*Directions for this task*
Copy every entry precisely.

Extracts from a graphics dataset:
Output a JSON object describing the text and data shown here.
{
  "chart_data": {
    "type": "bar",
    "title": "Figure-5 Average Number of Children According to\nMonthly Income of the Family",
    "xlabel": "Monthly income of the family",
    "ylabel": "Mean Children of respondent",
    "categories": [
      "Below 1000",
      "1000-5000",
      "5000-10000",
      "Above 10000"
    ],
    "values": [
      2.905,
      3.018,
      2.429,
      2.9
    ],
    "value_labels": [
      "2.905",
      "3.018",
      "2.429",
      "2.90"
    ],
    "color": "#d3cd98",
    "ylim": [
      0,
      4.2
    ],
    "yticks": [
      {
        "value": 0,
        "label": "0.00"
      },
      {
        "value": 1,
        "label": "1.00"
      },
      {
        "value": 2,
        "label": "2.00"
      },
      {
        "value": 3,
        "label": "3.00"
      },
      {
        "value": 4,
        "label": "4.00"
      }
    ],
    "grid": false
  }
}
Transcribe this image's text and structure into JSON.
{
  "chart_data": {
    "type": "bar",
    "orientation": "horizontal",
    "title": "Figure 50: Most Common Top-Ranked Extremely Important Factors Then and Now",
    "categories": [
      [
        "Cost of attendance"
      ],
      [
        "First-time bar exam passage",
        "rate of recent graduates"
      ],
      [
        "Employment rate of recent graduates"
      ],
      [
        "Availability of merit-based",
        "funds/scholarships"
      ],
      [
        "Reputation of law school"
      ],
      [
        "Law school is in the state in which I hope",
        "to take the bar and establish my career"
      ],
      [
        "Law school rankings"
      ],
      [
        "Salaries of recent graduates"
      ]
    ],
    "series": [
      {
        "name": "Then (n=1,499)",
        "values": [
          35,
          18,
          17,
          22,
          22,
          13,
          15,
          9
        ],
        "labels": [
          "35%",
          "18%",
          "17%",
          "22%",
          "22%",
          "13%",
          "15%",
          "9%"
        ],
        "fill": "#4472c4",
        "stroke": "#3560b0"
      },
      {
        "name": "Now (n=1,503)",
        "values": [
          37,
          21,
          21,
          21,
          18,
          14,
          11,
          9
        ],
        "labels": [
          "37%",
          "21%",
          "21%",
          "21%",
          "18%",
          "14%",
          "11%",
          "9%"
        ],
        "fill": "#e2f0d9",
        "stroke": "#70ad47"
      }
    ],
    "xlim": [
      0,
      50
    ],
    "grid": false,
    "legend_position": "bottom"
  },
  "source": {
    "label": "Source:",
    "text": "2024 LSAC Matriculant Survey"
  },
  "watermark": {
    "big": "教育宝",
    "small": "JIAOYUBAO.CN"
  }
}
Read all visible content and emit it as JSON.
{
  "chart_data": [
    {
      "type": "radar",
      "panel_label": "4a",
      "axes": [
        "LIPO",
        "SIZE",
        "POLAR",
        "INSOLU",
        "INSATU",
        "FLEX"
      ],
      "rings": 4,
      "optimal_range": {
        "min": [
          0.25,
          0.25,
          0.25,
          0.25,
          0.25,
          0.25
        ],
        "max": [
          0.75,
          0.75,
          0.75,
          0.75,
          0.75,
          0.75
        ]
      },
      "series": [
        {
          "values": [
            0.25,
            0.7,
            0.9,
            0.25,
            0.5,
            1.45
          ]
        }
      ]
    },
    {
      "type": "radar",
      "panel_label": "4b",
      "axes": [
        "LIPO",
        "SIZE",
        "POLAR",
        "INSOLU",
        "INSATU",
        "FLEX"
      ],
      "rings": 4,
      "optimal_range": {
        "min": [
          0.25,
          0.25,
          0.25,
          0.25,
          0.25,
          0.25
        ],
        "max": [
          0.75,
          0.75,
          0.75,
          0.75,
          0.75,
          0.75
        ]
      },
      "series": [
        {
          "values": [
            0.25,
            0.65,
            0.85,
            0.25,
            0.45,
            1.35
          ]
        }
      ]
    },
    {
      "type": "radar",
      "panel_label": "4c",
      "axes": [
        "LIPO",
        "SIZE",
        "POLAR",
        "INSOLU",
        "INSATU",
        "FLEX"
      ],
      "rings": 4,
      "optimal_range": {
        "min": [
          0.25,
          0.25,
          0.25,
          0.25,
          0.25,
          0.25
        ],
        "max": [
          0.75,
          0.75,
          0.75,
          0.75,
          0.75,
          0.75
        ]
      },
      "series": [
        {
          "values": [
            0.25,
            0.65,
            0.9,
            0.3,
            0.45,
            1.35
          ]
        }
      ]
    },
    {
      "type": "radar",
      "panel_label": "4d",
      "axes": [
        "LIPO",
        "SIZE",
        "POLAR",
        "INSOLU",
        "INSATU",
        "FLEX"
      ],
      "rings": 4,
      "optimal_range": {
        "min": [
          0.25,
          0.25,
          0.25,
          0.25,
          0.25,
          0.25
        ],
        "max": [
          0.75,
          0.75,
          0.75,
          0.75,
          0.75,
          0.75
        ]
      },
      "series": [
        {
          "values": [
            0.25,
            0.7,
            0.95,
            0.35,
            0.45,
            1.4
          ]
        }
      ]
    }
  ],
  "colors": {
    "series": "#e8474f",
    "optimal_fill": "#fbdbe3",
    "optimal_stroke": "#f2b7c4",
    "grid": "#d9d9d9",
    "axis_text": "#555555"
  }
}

*Task answer*
Output a JSON object describing the text and data shown here.
{
  "chart_data": {
    "type": "bar",
    "title": "Figure-5 Average Number of Children According to\nMonthly Income of the Family",
    "xlabel": "Monthly income of the family",
    "ylabel": "Mean Children of respondent",
    "categories": [
      "Below 1000",
      "1000-5000",
      "5000-10000",
      "Above 10000"
    ],
    "values": [
      2.905,
      3.018,
      2.429,
      2.9
    ],
    "value_labels": [
      "2.905",
      "3.018",
      "2.429",
      "2.90"
    ],
    "color": "#d3cd98",
    "ylim": [
      0,
      4.2
    ],
    "yticks": [
      {
        "value": 0,
        "label": "0.00"
      },
      {
        "value": 1,
        "label": "1.00"
      },
      {
        "value": 2,
        "label": "2.00"
      },
      {
        "value": 3,
        "label": "3.00"
      },
      {
        "value": 4,
        "label": "4.00"
      }
    ],
    "grid": false
  }
}
Transcribe this image's text and structure into JSON.
{
  "chart_data": {
    "type": "bar",
    "orientation": "horizontal",
    "title": "Figure 50: Most Common Top-Ranked Extremely Important Factors Then and Now",
    "categories": [
      [
        "Cost of attendance"
      ],
      [
        "First-time bar exam passage",
        "rate of recent graduates"
      ],
      [
        "Employment rate of recent graduates"
      ],
      [
        "Availability of merit-based",
        "funds/scholarships"
      ],
      [
        "Reputation of law school"
      ],
      [
        "Law school is in the state in which I hope",
        "to take the bar and establish my career"
      ],
      [
        "Law school rankings"
      ],
      [
        "Salaries of recent graduates"
      ]
    ],
    "series": [
      {
        "name": "Then (n=1,499)",
        "values": [
          35,
          18,
          17,
          22,
          22,
          13,
          15,
          9
        ],
        "labels": [
          "35%",
          "18%",
          "17%",
          "22%",
          "22%",
          "13%",
          "15%",
          "9%"
        ],
        "fill": "#4472c4",
        "stroke": "#3560b0"
      },
      {
        "name": "Now (n=1,503)",
        "values": [
          37,
          21,
          21,
          21,
          18,
          14,
          11,
          9
        ],
        "labels": [
          "37%",
          "21%",
          "21%",
          "21%",
          "18%",
          "14%",
          "11%",
          "9%"
        ],
        "fill": "#e2f0d9",
        "stroke": "#70ad47"
      }
    ],
    "xlim": [
      0,
      50
    ],
    "grid": false,
    "legend_position": "bottom"
  },
  "source": {
    "label": "Source:",
    "text": "2024 LSAC Matriculant Survey"
  },
  "watermark": {
    "big": "教育宝",
    "small": "JIAOYUBAO.CN"
  }
}
Read all visible content and emit it as JSON.
{
  "chart_data": [
    {
      "type": "radar",
      "panel_label": "4a",
      "axes": [
        "LIPO",
        "SIZE",
        "POLAR",
        "INSOLU",
        "INSATU",
        "FLEX"
      ],
      "rings": 4,
      "optimal_range": {
        "min": [
          0.25,
          0.25,
          0.25,
          0.25,
          0.25,
          0.25
        ],
        "max": [
          0.75,
          0.75,
          0.75,
          0.75,
          0.75,
          0.75
        ]
      },
      "series": [
        {
          "values": [
            0.25,
            0.7,
            0.9,
            0.25,
            0.5,
            1.45
          ]
        }
      ]
    },
    {
      "type": "radar",
      "panel_label": "4b",
      "axes": [
        "LIPO",
        "SIZE",
        "POLAR",
        "INSOLU",
        "INSATU",
        "FLEX"
      ],
      "rings": 4,
      "optimal_range": {
        "min": [
          0.25,
          0.25,
          0.25,
          0.25,
          0.25,
          0.25
        ],
        "max": [
          0.75,
          0.75,
          0.75,
          0.75,
          0.75,
          0.75
        ]
      },
      "series": [
        {
          "values": [
            0.25,
            0.65,
            0.85,
            0.25,
            0.45,
            1.35
          ]
        }
      ]
    },
    {
      "type": "radar",
      "panel_label": "4c",
      "axes": [
        "LIPO",
        "SIZE",
        "POLAR",
        "INSOLU",
        "INSATU",
        "FLEX"
      ],
      "rings": 4,
      "optimal_range": {
        "min": [
          0.25,
          0.25,
          0.25,
          0.25,
          0.25,
          0.25
        ],
        "max": [
          0.75,
          0.75,
          0.75,
          0.75,
          0.75,
          0.75
        ]
      },
      "series": [
        {
          "values": [
            0.25,
            0.65,
            0.9,
            0.3,
            0.45,
            1.35
          ]
        }
      ]
    },
    {
      "type": "radar",
      "panel_label": "4d",
      "axes": [
        "LIPO",
        "SIZE",
        "POLAR",
        "INSOLU",
        "INSATU",
        "FLEX"
      ],
      "rings": 4,
      "optimal_range": {
        "min": [
          0.25,
          0.25,
          0.25,
          0.25,
          0.25,
          0.25
        ],
        "max": [
          0.75,
          0.75,
          0.75,
          0.75,
          0.75,
          0.75
        ]
      },
      "series": [
        {
          "values": [
            0.25,
            0.7,
            0.95,
            0.35,
            0.45,
            1.4
          ]
        }
      ]
    }
  ],
  "colors": {
    "series": "#e8474f",
    "optimal_fill": "#fbdbe3",
    "optimal_stroke": "#f2b7c4",
    "grid": "#d9d9d9",
    "axis_text": "#555555"
  }
}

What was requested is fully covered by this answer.